* **YOUR GOAL**: Look through the data below and work out how many lines contain the string "JSON". Give the number alone.

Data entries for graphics
━━━━━━━━━━━━━━━━
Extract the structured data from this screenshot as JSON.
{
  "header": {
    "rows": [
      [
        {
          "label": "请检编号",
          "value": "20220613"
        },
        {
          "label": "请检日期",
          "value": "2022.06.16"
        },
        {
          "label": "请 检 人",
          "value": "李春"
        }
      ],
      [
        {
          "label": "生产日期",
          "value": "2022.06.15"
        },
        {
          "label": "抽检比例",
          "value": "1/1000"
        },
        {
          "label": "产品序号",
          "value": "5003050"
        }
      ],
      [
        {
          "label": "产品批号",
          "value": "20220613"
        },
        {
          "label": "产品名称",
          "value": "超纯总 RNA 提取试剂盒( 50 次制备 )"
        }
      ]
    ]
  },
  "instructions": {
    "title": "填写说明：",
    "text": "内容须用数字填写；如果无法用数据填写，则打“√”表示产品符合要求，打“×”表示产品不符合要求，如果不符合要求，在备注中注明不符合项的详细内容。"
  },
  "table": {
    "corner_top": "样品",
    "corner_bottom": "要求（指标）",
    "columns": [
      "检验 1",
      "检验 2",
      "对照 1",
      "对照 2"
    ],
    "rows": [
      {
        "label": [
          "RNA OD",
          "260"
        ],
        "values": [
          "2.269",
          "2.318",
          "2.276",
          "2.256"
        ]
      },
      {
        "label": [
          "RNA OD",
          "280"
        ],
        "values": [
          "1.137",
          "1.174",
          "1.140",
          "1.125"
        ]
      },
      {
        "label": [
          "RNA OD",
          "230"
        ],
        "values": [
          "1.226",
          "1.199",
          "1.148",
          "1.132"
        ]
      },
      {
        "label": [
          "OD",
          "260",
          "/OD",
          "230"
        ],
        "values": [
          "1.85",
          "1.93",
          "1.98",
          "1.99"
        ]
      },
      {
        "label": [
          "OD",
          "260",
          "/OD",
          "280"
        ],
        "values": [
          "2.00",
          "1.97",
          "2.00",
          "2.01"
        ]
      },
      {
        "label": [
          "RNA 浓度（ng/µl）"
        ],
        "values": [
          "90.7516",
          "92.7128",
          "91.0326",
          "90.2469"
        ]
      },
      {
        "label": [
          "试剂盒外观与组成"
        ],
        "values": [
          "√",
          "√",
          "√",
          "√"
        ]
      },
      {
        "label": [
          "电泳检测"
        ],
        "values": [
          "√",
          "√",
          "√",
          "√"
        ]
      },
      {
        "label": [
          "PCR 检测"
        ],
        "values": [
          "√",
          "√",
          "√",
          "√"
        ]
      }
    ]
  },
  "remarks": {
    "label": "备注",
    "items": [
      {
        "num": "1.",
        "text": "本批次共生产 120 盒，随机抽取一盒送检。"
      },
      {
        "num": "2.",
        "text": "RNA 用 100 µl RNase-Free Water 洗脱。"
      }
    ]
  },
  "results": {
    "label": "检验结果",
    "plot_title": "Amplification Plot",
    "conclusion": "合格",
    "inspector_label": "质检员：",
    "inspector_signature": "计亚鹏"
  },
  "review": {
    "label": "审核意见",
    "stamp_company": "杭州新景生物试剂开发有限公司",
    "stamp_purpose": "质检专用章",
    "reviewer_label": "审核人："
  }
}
━━━━━━━━━━━━━━━━
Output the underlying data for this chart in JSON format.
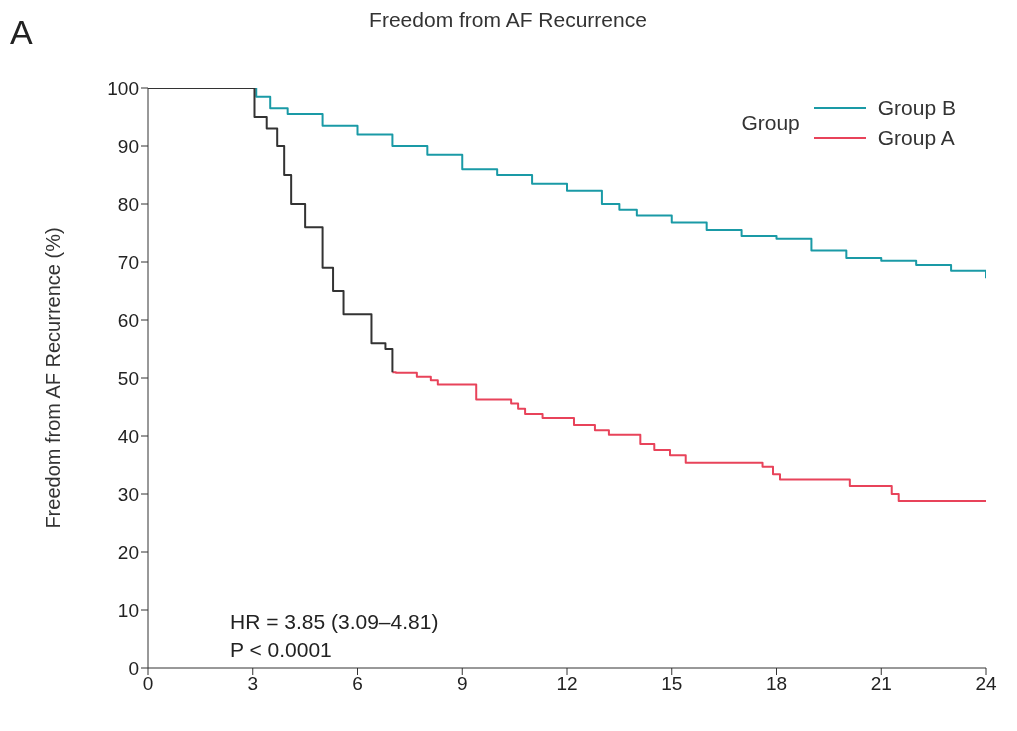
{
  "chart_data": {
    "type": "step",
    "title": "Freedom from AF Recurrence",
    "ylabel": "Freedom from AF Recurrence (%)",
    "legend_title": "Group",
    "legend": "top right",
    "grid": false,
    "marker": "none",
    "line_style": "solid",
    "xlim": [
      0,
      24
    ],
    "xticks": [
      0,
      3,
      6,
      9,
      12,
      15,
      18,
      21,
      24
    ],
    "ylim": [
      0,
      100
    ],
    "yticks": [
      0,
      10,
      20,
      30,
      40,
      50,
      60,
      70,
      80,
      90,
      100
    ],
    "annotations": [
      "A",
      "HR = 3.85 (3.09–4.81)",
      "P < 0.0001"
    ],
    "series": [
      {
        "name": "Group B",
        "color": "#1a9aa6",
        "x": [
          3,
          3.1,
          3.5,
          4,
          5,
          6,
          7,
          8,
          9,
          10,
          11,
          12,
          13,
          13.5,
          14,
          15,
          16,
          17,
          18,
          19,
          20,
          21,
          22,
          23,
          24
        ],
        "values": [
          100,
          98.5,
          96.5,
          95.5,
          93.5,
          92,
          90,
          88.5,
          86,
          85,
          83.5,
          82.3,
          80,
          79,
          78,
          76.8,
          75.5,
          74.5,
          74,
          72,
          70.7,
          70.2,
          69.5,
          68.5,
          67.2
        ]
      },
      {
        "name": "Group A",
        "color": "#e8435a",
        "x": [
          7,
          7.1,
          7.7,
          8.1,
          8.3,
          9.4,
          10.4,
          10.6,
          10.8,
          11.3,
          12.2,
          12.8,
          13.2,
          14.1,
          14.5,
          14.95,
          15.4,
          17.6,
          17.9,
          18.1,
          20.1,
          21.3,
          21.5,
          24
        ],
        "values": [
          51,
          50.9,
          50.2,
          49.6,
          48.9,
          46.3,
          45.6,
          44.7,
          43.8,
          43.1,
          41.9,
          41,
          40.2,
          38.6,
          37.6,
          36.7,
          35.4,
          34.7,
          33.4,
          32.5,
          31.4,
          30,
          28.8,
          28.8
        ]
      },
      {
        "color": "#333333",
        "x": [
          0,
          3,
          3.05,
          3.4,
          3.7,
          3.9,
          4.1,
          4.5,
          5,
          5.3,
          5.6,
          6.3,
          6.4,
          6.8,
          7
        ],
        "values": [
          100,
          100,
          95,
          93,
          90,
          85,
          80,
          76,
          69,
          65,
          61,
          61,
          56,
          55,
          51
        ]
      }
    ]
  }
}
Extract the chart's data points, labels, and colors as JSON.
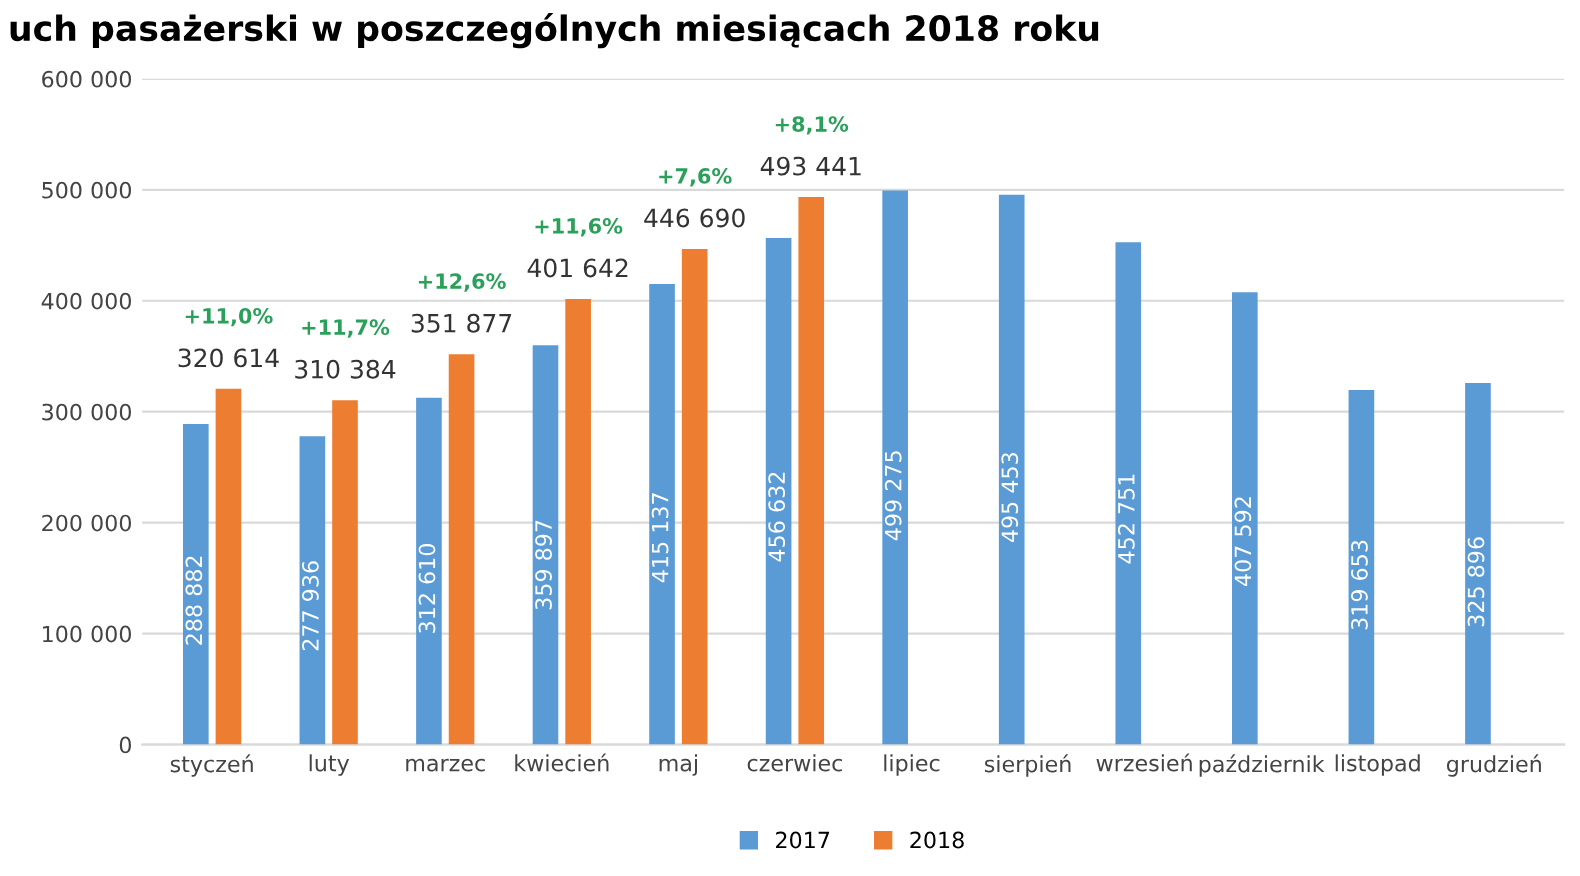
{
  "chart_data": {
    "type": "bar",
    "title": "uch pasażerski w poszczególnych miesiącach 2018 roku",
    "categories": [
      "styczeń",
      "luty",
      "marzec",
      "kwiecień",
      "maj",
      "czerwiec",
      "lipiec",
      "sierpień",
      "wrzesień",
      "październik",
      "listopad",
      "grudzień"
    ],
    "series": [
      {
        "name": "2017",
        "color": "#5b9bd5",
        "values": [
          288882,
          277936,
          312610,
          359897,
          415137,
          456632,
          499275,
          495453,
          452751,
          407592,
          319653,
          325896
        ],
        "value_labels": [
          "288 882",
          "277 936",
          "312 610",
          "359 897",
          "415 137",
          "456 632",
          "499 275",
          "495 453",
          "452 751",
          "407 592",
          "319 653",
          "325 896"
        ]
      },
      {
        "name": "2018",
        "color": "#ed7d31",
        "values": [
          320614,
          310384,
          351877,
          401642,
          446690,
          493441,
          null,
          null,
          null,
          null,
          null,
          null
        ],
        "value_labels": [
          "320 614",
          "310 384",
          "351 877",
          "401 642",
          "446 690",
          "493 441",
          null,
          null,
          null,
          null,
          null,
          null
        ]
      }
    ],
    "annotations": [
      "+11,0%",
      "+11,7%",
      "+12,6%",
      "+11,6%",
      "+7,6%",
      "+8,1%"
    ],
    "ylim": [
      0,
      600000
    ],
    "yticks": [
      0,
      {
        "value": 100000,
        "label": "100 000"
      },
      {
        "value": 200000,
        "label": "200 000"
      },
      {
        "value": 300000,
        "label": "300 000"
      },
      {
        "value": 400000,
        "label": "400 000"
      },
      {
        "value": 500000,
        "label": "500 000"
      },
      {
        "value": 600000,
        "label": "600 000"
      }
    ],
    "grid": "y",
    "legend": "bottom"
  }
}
━━━━━━━━━━━━━━━━
* **ANSWER IN FULL**: 3